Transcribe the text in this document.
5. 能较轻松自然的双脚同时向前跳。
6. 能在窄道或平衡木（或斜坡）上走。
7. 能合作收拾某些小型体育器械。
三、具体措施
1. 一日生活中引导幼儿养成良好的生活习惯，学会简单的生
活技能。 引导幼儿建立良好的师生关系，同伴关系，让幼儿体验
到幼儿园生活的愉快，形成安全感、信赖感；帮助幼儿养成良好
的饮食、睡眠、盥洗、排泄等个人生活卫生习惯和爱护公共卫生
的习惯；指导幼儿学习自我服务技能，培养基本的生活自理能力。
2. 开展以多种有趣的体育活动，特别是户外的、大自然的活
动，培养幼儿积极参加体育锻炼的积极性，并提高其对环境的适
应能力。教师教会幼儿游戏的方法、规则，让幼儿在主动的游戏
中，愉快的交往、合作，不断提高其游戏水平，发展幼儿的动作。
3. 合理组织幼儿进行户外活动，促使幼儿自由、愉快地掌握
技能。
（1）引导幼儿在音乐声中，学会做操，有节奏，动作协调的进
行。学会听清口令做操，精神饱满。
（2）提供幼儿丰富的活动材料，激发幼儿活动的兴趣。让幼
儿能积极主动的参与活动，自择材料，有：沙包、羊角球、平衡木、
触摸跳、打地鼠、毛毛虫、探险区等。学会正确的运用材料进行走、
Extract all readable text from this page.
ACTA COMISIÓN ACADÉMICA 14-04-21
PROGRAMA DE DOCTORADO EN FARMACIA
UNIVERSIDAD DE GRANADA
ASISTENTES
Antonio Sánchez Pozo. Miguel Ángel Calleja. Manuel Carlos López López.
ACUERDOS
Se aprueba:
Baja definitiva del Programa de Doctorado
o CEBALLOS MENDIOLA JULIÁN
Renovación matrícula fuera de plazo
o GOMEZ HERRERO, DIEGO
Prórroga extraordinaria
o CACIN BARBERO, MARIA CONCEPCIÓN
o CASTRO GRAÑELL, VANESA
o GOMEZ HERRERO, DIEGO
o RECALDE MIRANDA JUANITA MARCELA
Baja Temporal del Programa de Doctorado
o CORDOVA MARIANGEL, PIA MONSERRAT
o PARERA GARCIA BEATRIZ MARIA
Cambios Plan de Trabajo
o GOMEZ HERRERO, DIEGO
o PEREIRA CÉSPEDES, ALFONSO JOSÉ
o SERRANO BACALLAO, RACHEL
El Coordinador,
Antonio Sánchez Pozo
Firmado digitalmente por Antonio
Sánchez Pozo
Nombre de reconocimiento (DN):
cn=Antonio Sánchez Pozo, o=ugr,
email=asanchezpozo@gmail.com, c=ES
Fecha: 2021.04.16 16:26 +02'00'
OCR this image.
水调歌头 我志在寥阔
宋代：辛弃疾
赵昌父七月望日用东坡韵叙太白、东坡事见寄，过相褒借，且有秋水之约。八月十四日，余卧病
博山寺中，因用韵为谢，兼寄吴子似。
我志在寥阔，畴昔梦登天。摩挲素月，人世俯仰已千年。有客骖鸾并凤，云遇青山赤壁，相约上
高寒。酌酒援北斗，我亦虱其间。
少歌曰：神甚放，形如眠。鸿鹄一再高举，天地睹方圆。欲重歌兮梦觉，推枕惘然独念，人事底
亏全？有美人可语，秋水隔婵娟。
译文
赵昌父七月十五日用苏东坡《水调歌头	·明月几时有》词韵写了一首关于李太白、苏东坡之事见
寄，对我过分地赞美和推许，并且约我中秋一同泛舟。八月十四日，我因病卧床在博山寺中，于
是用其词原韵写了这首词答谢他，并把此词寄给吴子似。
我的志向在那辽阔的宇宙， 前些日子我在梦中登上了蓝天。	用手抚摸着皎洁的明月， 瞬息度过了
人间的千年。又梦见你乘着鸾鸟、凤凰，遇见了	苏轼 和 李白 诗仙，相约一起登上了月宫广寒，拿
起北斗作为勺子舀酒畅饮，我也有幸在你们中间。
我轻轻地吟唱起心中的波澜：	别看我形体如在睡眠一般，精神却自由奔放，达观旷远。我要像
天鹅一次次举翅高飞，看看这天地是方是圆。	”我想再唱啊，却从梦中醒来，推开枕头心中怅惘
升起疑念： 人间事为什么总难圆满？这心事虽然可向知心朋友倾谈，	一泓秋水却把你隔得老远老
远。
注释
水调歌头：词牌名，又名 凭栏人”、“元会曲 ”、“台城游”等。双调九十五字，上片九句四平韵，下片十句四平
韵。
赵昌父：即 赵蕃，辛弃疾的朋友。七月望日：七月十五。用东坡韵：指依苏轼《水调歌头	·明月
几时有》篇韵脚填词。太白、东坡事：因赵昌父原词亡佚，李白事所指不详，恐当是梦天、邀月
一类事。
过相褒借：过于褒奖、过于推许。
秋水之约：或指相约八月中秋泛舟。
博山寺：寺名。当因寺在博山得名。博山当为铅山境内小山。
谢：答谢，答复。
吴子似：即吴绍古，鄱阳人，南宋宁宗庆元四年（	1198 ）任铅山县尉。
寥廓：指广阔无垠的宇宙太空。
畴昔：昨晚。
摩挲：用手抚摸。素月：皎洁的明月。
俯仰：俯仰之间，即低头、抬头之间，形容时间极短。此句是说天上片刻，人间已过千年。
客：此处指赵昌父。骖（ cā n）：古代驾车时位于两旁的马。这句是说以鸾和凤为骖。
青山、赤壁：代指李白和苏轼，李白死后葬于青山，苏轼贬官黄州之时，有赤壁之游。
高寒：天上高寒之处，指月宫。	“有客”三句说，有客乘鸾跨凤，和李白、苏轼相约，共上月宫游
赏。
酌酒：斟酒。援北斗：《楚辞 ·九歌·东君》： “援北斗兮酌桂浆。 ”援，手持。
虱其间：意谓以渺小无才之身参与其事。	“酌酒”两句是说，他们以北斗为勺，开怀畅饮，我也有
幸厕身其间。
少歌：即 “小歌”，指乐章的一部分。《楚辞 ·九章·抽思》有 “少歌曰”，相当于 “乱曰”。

==============================

Nothing should be changed: write out all of the data as is.

Transcribe the text in this document.
5. 能较轻松自然的双脚同时向前跳。
6. 能在窄道或平衡木（或斜坡）上走。
7. 能合作收拾某些小型体育器械。
三、具体措施
1. 一日生活中引导幼儿养成良好的生活习惯，学会简单的生
活技能。 引导幼儿建立良好的师生关系，同伴关系，让幼儿体验
到幼儿园生活的愉快，形成安全感、信赖感；帮助幼儿养成良好
的饮食、睡眠、盥洗、排泄等个人生活卫生习惯和爱护公共卫生
的习惯；指导幼儿学习自我服务技能，培养基本的生活自理能力。
2. 开展以多种有趣的体育活动，特别是户外的、大自然的活
动，培养幼儿积极参加体育锻炼的积极性，并提高其对环境的适
应能力。教师教会幼儿游戏的方法、规则，让幼儿在主动的游戏
中，愉快的交往、合作，不断提高其游戏水平，发展幼儿的动作。
3. 合理组织幼儿进行户外活动，促使幼儿自由、愉快地掌握
技能。
（1）引导幼儿在音乐声中，学会做操，有节奏，动作协调的进
行。学会听清口令做操，精神饱满。
（2）提供幼儿丰富的活动材料，激发幼儿活动的兴趣。让幼
儿能积极主动的参与活动，自择材料，有：沙包、羊角球、平衡木、
触摸跳、打地鼠、毛毛虫、探险区等。学会正确的运用材料进行走、
Extract all readable text from this page.
ACTA COMISIÓN ACADÉMICA 14-04-21
PROGRAMA DE DOCTORADO EN FARMACIA
UNIVERSIDAD DE GRANADA
ASISTENTES
Antonio Sánchez Pozo. Miguel Ángel Calleja. Manuel Carlos López López.
ACUERDOS
Se aprueba:
Baja definitiva del Programa de Doctorado
o CEBALLOS MENDIOLA JULIÁN
Renovación matrícula fuera de plazo
o GOMEZ HERRERO, DIEGO
Prórroga extraordinaria
o CACIN BARBERO, MARIA CONCEPCIÓN
o CASTRO GRAÑELL, VANESA
o GOMEZ HERRERO, DIEGO
o RECALDE MIRANDA JUANITA MARCELA
Baja Temporal del Programa de Doctorado
o CORDOVA MARIANGEL, PIA MONSERRAT
o PARERA GARCIA BEATRIZ MARIA
Cambios Plan de Trabajo
o GOMEZ HERRERO, DIEGO
o PEREIRA CÉSPEDES, ALFONSO JOSÉ
o SERRANO BACALLAO, RACHEL
El Coordinador,
Antonio Sánchez Pozo
Firmado digitalmente por Antonio
Sánchez Pozo
Nombre de reconocimiento (DN):
cn=Antonio Sánchez Pozo, o=ugr,
email=asanchezpozo@gmail.com, c=ES
Fecha: 2021.04.16 16:26 +02'00'
OCR this image.
水调歌头 我志在寥阔
宋代：辛弃疾
赵昌父七月望日用东坡韵叙太白、东坡事见寄，过相褒借，且有秋水之约。八月十四日，余卧病
博山寺中，因用韵为谢，兼寄吴子似。
我志在寥阔，畴昔梦登天。摩挲素月，人世俯仰已千年。有客骖鸾并凤，云遇青山赤壁，相约上
高寒。酌酒援北斗，我亦虱其间。
少歌曰：神甚放，形如眠。鸿鹄一再高举，天地睹方圆。欲重歌兮梦觉，推枕惘然独念，人事底
亏全？有美人可语，秋水隔婵娟。
译文
赵昌父七月十五日用苏东坡《水调歌头	·明月几时有》词韵写了一首关于李太白、苏东坡之事见
寄，对我过分地赞美和推许，并且约我中秋一同泛舟。八月十四日，我因病卧床在博山寺中，于
是用其词原韵写了这首词答谢他，并把此词寄给吴子似。
我的志向在那辽阔的宇宙， 前些日子我在梦中登上了蓝天。	用手抚摸着皎洁的明月， 瞬息度过了
人间的千年。又梦见你乘着鸾鸟、凤凰，遇见了	苏轼 和 李白 诗仙，相约一起登上了月宫广寒，拿
起北斗作为勺子舀酒畅饮，我也有幸在你们中间。
我轻轻地吟唱起心中的波澜：	别看我形体如在睡眠一般，精神却自由奔放，达观旷远。我要像
天鹅一次次举翅高飞，看看这天地是方是圆。	”我想再唱啊，却从梦中醒来，推开枕头心中怅惘
升起疑念： 人间事为什么总难圆满？这心事虽然可向知心朋友倾谈，	一泓秋水却把你隔得老远老
远。
注释
水调歌头：词牌名，又名 凭栏人”、“元会曲 ”、“台城游”等。双调九十五字，上片九句四平韵，下片十句四平
韵。
赵昌父：即 赵蕃，辛弃疾的朋友。七月望日：七月十五。用东坡韵：指依苏轼《水调歌头	·明月
几时有》篇韵脚填词。太白、东坡事：因赵昌父原词亡佚，李白事所指不详，恐当是梦天、邀月
一类事。
过相褒借：过于褒奖、过于推许。
秋水之约：或指相约八月中秋泛舟。
博山寺：寺名。当因寺在博山得名。博山当为铅山境内小山。
谢：答谢，答复。
吴子似：即吴绍古，鄱阳人，南宋宁宗庆元四年（	1198 ）任铅山县尉。
寥廓：指广阔无垠的宇宙太空。
畴昔：昨晚。
摩挲：用手抚摸。素月：皎洁的明月。
俯仰：俯仰之间，即低头、抬头之间，形容时间极短。此句是说天上片刻，人间已过千年。
客：此处指赵昌父。骖（ cā n）：古代驾车时位于两旁的马。这句是说以鸾和凤为骖。
青山、赤壁：代指李白和苏轼，李白死后葬于青山，苏轼贬官黄州之时，有赤壁之游。
高寒：天上高寒之处，指月宫。	“有客”三句说，有客乘鸾跨凤，和李白、苏轼相约，共上月宫游
赏。
酌酒：斟酒。援北斗：《楚辞 ·九歌·东君》： “援北斗兮酌桂浆。 ”援，手持。
虱其间：意谓以渺小无才之身参与其事。	“酌酒”两句是说，他们以北斗为勺，开怀畅饮，我也有
幸厕身其间。
少歌：即 “小歌”，指乐章的一部分。《楚辞 ·九章·抽思》有 “少歌曰”，相当于 “乱曰”。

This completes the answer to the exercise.